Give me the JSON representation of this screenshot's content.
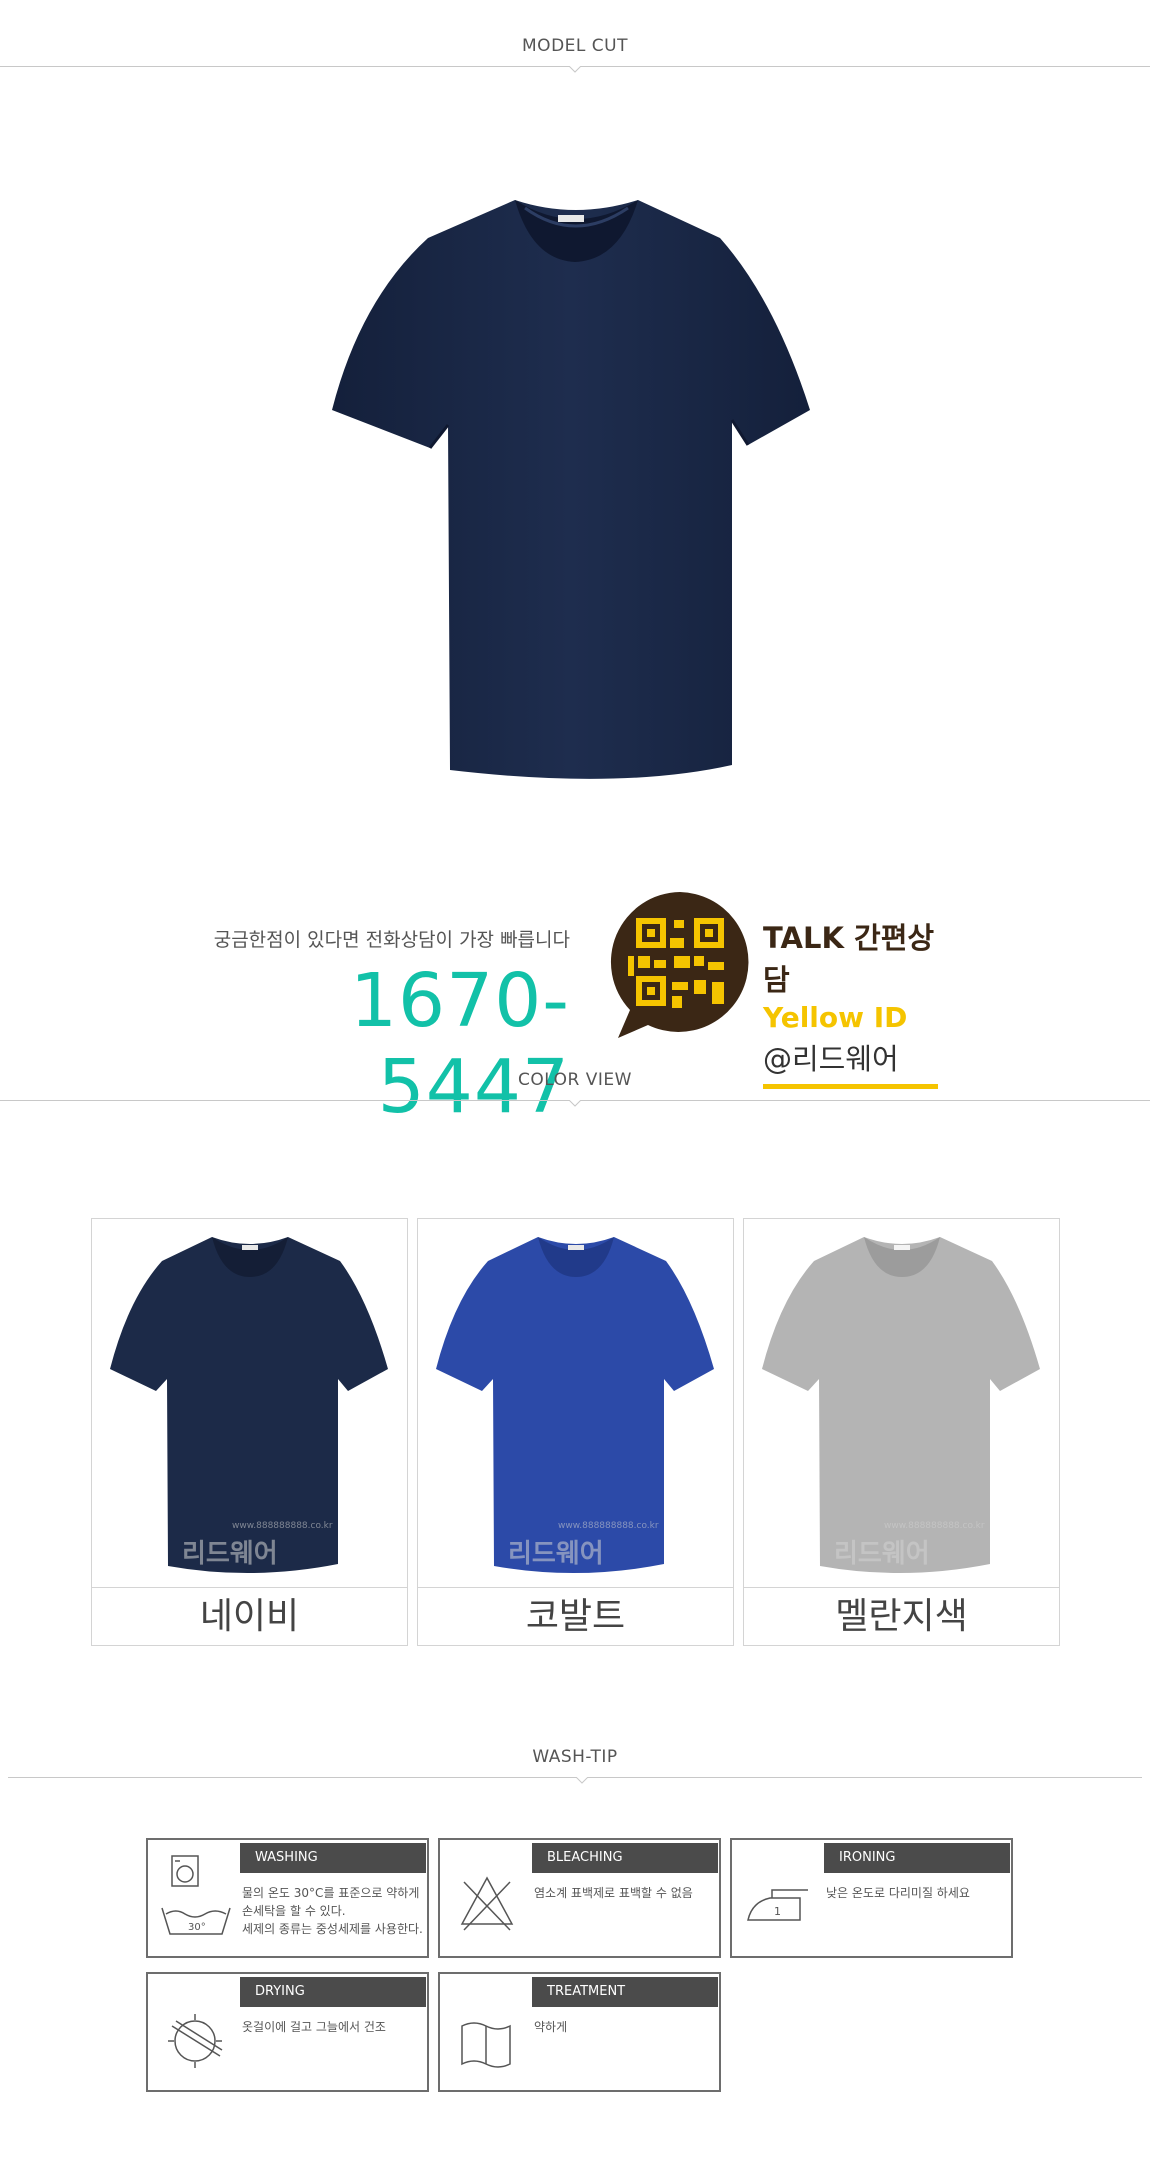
{
  "sections": {
    "model_cut": "MODEL CUT",
    "color_view": "COLOR VIEW",
    "wash_tip": "WASH-TIP"
  },
  "contact": {
    "caption": "궁금한점이 있다면 전화상담이 가장 빠릅니다",
    "phone": "1670-5447",
    "talk_line1": "TALK 간편상담",
    "talk_line2": "Yellow ID",
    "talk_line3": "@리드웨어"
  },
  "colors": [
    {
      "name": "네이비",
      "hex": "#1c2a48",
      "hex_dark": "#141e36"
    },
    {
      "name": "코발트",
      "hex": "#2c4aa8",
      "hex_dark": "#213a8a"
    },
    {
      "name": "멜란지색",
      "hex": "#b4b4b4",
      "hex_dark": "#9c9c9c"
    }
  ],
  "watermark": {
    "brand": "리드웨어",
    "url": "www.888888888.co.kr"
  },
  "wash_tips": [
    {
      "title": "WASHING",
      "icon": "washing-icon",
      "text": "물의 온도 30°C를 표준으로 약하게 손세탁을 할 수 있다.\n세제의 종류는 중성세제를 사용한다.",
      "temp": "30°"
    },
    {
      "title": "BLEACHING",
      "icon": "no-bleach-icon",
      "text": "염소계 표백제로 표백할 수 없음"
    },
    {
      "title": "IRONING",
      "icon": "iron-icon",
      "text": "낮은 온도로 다리미질 하세요",
      "level": "1"
    },
    {
      "title": "DRYING",
      "icon": "shade-dry-icon",
      "text": "옷걸이에 걸고 그늘에서 건조"
    },
    {
      "title": "TREATMENT",
      "icon": "treatment-icon",
      "text": "약하게"
    }
  ],
  "product_color": "#1c2a48"
}
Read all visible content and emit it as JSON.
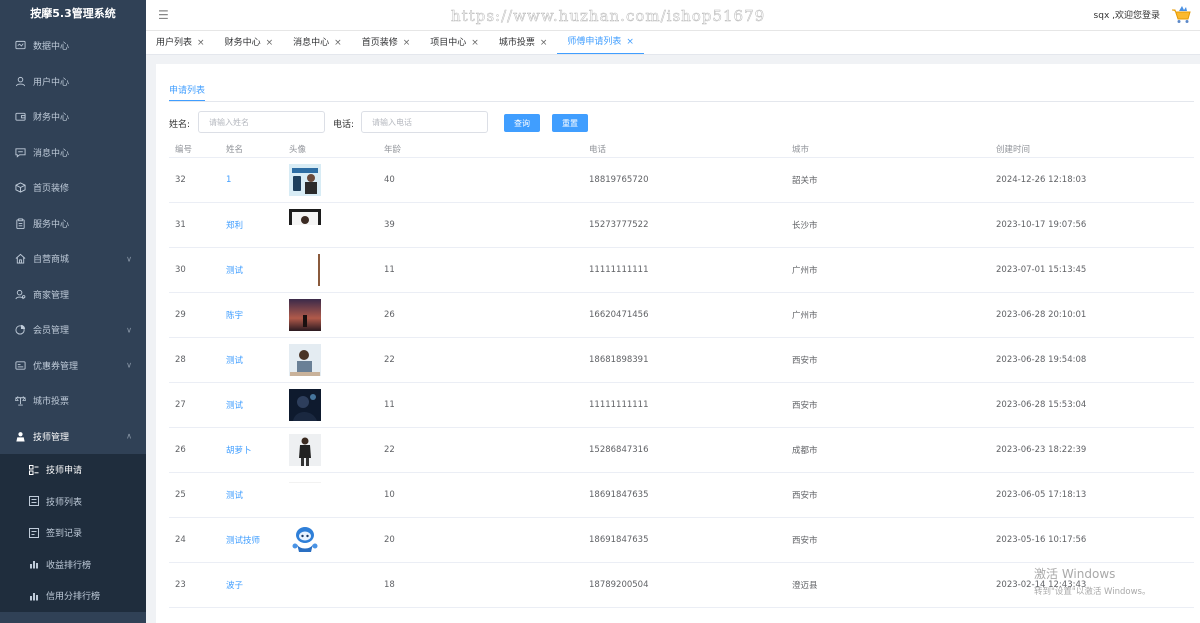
{
  "app": {
    "title": "按摩5.3管理系统"
  },
  "header": {
    "watermark": "https://www.huzhan.com/ishop51679",
    "welcome": "sqx ,欢迎您登录"
  },
  "sidebar": {
    "items": [
      {
        "label": "数据中心",
        "icon": "monitor-icon"
      },
      {
        "label": "用户中心",
        "icon": "user-icon"
      },
      {
        "label": "财务中心",
        "icon": "wallet-icon"
      },
      {
        "label": "消息中心",
        "icon": "message-icon"
      },
      {
        "label": "首页装修",
        "icon": "cube-icon"
      },
      {
        "label": "服务中心",
        "icon": "clipboard-icon"
      },
      {
        "label": "自营商城",
        "icon": "home-icon"
      },
      {
        "label": "商家管理",
        "icon": "merchant-icon"
      },
      {
        "label": "会员管理",
        "icon": "pie-icon"
      },
      {
        "label": "优惠券管理",
        "icon": "coupon-icon"
      },
      {
        "label": "城市投票",
        "icon": "vote-icon"
      },
      {
        "label": "技师管理",
        "icon": "technician-icon"
      }
    ],
    "subitems": [
      {
        "label": "技师申请",
        "icon": "apply-icon"
      },
      {
        "label": "技师列表",
        "icon": "list-icon"
      },
      {
        "label": "签到记录",
        "icon": "checkin-icon"
      },
      {
        "label": "收益排行榜",
        "icon": "bar-chart-icon"
      },
      {
        "label": "信用分排行榜",
        "icon": "bar-chart-icon"
      }
    ]
  },
  "tabs": [
    {
      "label": "用户列表"
    },
    {
      "label": "财务中心"
    },
    {
      "label": "消息中心"
    },
    {
      "label": "首页装修"
    },
    {
      "label": "项目中心"
    },
    {
      "label": "城市投票"
    },
    {
      "label": "师傅申请列表",
      "active": true
    }
  ],
  "page": {
    "subtab": "申请列表"
  },
  "filter": {
    "name_label": "姓名:",
    "name_placeholder": "请输入姓名",
    "phone_label": "电话:",
    "phone_placeholder": "请输入电话",
    "query_label": "查询",
    "reset_label": "重置"
  },
  "table": {
    "headers": {
      "id": "编号",
      "name": "姓名",
      "avatar": "头像",
      "age": "年龄",
      "phone": "电话",
      "city": "城市",
      "created": "创建时间"
    },
    "rows": [
      {
        "id": "32",
        "name": "1",
        "age": "40",
        "phone": "18819765720",
        "city": "韶关市",
        "created": "2024-12-26 12:18:03",
        "avatar": "phone-poster"
      },
      {
        "id": "31",
        "name": "郑利",
        "age": "39",
        "phone": "15273777522",
        "city": "长沙市",
        "created": "2023-10-17 19:07:56",
        "avatar": "portrait-dark"
      },
      {
        "id": "30",
        "name": "测试",
        "age": "11",
        "phone": "11111111111",
        "city": "广州市",
        "created": "2023-07-01 15:13:45",
        "avatar": "thin-bar"
      },
      {
        "id": "29",
        "name": "陈宇",
        "age": "26",
        "phone": "16620471456",
        "city": "广州市",
        "created": "2023-06-28 20:10:01",
        "avatar": "sunset"
      },
      {
        "id": "28",
        "name": "测试",
        "age": "22",
        "phone": "18681898391",
        "city": "西安市",
        "created": "2023-06-28 19:54:08",
        "avatar": "child-photo"
      },
      {
        "id": "27",
        "name": "测试",
        "age": "11",
        "phone": "11111111111",
        "city": "西安市",
        "created": "2023-06-28 15:53:04",
        "avatar": "dark-portrait"
      },
      {
        "id": "26",
        "name": "胡萝卜",
        "age": "22",
        "phone": "15286847316",
        "city": "成都市",
        "created": "2023-06-23 18:22:39",
        "avatar": "standing-person"
      },
      {
        "id": "25",
        "name": "测试",
        "age": "10",
        "phone": "18691847635",
        "city": "西安市",
        "created": "2023-06-05 17:18:13",
        "avatar": "blank-strip"
      },
      {
        "id": "24",
        "name": "测试技师",
        "age": "20",
        "phone": "18691847635",
        "city": "西安市",
        "created": "2023-05-16 10:17:56",
        "avatar": "blue-robot"
      },
      {
        "id": "23",
        "name": "波子",
        "age": "18",
        "phone": "18789200504",
        "city": "澄迈县",
        "created": "2023-02-14 12:43:43",
        "avatar": "none"
      }
    ]
  },
  "windows": {
    "line1": "激活 Windows",
    "line2": "转到\"设置\"以激活 Windows。"
  },
  "colors": {
    "sidebar": "#304156",
    "submenu": "#1f2d3d",
    "accent": "#409eff"
  }
}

WRITTEN PROBLEM: Lines containing the string "JSON" are to be selected and copied.

OUTPUT:
Give me the JSON representation of this screenshot's content.
Read all visible content and emit it as JSON.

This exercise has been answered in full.